START SUPPLIED MATERIAL

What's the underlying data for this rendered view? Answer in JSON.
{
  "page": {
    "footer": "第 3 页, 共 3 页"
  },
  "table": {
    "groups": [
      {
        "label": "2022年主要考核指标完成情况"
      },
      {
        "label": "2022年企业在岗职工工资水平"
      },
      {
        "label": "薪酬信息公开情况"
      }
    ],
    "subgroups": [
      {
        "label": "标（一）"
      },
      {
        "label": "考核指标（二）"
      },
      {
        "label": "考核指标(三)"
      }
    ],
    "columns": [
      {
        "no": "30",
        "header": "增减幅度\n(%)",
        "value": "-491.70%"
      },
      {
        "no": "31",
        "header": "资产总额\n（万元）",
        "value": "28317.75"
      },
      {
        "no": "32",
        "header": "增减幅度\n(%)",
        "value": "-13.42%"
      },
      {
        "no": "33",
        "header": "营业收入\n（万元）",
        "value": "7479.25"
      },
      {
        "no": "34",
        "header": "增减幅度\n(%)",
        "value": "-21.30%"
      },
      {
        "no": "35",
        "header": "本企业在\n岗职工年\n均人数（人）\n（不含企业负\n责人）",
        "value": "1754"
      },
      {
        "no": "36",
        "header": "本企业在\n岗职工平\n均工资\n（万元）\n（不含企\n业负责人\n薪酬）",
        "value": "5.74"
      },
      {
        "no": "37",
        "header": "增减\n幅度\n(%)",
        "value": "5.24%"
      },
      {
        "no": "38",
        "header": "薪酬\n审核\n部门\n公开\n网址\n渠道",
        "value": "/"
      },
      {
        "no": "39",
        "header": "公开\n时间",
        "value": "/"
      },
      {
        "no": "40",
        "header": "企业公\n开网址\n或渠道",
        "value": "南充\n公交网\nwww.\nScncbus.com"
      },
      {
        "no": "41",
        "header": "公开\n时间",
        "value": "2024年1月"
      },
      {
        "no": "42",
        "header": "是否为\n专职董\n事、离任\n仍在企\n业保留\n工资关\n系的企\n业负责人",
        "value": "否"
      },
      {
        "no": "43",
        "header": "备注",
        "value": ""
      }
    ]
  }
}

END SUPPLIED MATERIAL

=== WHAT YOU ARE ASKED TO DO ===
Using the records above, find and show each line with the string "本企业在".

=== RESULT OF THIS TASK ===
        "header": "本企业在\n岗职工年\n均人数（人）\n（不含企业负\n责人）",
        "header": "本企业在\n岗职工平\n均工资\n（万元）\n（不含企\n业负责人\n薪酬）",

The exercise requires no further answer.